- _REQUEST_
Check every line of the entries that follow, and copy the ones containing "JSON".

- _THE RECORDS_
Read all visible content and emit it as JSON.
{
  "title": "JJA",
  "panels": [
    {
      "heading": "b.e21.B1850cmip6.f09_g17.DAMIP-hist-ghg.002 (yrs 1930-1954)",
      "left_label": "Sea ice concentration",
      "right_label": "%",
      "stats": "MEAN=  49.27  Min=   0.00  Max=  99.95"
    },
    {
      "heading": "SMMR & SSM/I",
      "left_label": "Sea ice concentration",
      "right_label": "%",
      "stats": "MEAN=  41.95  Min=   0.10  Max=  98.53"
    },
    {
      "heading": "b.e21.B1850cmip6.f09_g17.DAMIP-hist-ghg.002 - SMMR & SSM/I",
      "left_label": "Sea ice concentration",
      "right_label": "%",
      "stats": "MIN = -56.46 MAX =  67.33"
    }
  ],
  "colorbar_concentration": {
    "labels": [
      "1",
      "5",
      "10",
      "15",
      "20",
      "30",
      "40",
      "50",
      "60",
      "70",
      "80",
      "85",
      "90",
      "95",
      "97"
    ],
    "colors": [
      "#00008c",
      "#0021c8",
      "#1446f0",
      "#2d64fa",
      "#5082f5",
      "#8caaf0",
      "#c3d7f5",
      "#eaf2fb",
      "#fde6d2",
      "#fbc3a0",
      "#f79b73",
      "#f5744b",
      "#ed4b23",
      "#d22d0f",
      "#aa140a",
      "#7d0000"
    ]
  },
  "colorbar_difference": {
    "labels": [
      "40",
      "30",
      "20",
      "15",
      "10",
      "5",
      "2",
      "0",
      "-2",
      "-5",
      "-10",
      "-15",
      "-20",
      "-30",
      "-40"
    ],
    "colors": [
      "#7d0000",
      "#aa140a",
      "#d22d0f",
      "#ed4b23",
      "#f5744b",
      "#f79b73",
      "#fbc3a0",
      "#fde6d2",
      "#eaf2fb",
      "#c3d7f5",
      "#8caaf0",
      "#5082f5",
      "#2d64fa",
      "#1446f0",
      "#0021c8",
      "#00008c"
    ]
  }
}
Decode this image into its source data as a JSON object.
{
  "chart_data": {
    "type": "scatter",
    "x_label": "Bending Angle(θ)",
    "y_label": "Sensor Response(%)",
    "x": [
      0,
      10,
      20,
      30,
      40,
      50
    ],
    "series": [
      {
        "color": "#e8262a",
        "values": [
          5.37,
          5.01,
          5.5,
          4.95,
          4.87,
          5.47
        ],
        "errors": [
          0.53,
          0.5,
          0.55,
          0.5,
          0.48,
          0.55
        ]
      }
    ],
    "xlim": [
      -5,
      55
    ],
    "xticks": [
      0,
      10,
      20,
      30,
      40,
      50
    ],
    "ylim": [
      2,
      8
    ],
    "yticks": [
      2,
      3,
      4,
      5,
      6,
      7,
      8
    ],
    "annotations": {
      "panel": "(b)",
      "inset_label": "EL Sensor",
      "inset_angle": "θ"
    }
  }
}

- _FINISHED EXERCISE_
Read all visible content and emit it as JSON.
Decode this image into its source data as a JSON object.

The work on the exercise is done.